Required work: Every line of the data that contains the string "безопасности" must be copied.

[Lines of data]
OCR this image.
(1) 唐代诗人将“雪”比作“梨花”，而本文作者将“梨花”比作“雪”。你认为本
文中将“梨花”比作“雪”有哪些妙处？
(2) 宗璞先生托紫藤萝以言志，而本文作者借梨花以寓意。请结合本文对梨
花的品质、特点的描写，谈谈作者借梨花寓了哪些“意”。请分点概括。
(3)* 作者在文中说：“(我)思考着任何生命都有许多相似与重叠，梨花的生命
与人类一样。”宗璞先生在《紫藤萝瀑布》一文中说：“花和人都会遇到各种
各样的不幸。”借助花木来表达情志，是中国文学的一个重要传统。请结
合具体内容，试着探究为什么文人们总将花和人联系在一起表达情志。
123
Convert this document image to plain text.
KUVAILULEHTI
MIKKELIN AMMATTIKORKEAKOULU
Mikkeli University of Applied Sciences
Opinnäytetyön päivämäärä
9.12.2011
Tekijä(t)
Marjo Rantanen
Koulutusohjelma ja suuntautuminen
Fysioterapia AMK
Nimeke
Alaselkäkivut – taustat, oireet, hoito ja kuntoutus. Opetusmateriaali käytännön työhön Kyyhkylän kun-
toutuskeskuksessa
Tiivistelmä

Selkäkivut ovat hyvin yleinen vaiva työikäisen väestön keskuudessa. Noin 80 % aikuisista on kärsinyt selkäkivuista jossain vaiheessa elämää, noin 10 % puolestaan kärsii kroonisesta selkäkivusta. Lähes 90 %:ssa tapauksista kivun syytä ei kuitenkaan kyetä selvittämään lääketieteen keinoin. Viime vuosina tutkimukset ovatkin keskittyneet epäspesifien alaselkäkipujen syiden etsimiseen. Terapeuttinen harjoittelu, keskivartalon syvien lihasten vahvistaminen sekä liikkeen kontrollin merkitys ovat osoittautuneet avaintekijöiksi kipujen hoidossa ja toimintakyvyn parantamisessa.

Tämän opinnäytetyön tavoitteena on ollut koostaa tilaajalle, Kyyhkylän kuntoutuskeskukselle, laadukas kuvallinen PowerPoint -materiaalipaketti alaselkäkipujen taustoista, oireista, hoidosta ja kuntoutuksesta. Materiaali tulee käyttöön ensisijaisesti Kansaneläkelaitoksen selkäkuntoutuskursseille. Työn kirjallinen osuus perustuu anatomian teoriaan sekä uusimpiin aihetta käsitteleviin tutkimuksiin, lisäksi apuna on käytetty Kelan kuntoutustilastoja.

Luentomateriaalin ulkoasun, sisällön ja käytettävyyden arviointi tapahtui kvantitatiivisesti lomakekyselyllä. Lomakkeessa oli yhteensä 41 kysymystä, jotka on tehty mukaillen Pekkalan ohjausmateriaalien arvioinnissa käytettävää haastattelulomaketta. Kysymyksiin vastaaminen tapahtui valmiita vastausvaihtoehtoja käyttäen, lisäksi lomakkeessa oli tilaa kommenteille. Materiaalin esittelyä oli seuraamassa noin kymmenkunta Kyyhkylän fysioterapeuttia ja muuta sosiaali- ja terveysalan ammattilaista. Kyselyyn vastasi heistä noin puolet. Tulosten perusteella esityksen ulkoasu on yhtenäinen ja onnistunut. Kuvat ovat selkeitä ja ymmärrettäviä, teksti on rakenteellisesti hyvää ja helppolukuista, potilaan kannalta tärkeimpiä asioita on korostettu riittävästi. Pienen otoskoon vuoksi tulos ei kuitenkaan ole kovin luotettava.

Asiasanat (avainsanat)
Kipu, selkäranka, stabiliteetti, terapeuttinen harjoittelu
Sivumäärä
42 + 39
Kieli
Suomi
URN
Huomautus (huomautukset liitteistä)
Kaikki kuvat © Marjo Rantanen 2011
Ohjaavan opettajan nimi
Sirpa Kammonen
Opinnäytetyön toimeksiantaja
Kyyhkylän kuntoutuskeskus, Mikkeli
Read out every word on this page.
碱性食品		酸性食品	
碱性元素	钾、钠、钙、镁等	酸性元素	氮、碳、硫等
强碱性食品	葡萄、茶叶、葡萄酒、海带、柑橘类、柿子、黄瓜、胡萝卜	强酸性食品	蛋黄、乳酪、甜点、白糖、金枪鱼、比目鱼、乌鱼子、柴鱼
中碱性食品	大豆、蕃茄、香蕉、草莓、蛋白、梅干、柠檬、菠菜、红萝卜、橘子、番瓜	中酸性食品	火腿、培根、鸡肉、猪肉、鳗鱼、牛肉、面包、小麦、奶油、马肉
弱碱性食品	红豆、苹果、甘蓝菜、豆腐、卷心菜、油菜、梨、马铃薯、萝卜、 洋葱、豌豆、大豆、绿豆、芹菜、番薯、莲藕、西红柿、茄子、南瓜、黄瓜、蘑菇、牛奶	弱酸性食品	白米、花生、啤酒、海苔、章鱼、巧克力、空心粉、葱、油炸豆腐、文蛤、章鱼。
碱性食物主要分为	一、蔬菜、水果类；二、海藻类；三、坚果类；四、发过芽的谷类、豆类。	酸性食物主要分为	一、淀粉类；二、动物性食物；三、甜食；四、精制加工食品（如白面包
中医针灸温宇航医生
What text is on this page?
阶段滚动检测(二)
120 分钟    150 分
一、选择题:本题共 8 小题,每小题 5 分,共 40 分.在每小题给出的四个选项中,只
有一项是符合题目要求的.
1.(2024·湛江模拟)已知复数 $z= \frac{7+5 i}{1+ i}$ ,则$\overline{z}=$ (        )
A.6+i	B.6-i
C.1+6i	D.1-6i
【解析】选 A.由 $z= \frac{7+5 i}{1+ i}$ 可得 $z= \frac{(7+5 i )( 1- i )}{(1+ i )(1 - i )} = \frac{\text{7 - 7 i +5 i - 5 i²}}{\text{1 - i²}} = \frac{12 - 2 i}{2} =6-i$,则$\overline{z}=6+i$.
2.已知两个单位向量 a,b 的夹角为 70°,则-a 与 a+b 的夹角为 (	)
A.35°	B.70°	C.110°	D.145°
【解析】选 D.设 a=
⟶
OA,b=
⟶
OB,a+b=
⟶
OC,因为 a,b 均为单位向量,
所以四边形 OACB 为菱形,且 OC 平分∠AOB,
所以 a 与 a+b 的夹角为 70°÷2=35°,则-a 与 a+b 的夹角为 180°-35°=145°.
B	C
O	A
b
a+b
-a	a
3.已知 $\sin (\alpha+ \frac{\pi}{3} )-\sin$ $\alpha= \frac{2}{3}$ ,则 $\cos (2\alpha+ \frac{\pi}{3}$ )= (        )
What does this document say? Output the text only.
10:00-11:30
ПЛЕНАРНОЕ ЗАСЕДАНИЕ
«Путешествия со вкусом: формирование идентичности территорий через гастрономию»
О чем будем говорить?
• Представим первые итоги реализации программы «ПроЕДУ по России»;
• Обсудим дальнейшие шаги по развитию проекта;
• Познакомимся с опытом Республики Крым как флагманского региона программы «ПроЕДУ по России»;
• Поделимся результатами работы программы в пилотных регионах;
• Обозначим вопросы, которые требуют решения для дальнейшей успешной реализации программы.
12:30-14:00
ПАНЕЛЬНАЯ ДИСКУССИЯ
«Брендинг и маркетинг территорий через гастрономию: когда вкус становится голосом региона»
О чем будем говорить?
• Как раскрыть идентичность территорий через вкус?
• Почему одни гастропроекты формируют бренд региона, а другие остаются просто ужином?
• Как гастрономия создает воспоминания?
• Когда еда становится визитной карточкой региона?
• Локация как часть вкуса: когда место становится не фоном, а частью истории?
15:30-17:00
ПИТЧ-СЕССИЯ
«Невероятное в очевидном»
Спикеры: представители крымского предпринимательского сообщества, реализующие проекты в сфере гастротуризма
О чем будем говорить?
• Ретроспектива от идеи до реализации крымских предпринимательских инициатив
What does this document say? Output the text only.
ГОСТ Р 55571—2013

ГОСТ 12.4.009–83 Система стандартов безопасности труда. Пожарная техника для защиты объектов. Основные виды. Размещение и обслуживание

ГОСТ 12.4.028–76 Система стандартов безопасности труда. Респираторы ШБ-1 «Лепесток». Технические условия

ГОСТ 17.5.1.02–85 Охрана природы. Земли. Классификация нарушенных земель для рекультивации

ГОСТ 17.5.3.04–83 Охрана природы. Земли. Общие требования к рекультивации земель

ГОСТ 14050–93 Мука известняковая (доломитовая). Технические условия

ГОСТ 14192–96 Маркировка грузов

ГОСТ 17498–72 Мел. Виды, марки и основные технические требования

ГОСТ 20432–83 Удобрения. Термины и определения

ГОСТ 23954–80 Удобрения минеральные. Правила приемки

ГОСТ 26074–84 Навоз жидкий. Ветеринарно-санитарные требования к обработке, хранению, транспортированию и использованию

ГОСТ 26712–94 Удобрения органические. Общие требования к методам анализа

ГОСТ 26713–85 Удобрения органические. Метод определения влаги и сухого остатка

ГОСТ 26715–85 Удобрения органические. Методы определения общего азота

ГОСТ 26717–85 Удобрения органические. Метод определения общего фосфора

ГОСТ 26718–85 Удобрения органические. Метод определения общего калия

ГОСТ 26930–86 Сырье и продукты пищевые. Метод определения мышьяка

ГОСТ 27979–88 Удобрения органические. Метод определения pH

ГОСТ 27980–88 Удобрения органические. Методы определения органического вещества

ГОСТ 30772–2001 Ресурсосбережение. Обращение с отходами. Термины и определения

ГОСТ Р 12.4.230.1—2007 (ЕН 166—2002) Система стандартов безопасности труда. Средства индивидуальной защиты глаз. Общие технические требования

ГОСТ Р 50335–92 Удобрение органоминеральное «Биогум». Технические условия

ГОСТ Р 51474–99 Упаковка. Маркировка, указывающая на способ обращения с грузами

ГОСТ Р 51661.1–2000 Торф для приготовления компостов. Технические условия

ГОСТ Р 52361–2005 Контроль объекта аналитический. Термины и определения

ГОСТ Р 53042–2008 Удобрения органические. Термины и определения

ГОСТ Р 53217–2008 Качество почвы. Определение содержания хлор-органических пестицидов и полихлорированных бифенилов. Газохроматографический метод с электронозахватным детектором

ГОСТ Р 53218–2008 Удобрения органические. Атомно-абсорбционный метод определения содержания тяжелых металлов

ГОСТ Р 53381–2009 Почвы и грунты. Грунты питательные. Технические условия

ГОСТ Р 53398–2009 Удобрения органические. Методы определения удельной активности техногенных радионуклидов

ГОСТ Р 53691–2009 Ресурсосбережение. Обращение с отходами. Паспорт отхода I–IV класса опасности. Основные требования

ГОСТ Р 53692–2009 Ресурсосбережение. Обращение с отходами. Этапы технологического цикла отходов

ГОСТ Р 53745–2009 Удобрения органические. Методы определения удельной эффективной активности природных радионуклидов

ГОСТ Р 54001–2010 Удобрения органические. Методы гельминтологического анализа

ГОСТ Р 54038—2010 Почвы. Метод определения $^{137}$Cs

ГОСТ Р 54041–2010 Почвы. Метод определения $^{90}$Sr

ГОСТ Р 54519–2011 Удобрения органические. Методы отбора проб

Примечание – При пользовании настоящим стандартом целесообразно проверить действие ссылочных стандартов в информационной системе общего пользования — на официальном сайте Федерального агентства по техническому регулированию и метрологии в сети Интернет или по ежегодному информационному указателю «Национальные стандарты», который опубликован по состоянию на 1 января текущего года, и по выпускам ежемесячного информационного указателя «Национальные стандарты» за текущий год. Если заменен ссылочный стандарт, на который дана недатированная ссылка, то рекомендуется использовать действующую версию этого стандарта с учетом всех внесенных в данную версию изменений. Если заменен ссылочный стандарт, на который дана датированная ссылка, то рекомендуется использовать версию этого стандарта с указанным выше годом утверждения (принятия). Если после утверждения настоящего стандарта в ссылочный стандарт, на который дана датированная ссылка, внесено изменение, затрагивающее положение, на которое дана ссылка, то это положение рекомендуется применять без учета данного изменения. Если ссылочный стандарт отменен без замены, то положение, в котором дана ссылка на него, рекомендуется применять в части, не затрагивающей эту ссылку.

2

Written solution:
ГОСТ 12.4.009–83 Система стандартов безопасности труда. Пожарная техника для защиты объектов. Основные виды. Размещение и обслуживание
ГОСТ 12.4.028–76 Система стандартов безопасности труда. Респираторы ШБ-1 «Лепесток». Технические условия
ГОСТ Р 12.4.230.1—2007 (ЕН 166—2002) Система стандартов безопасности труда. Средства индивидуальной защиты глаз. Общие технические требования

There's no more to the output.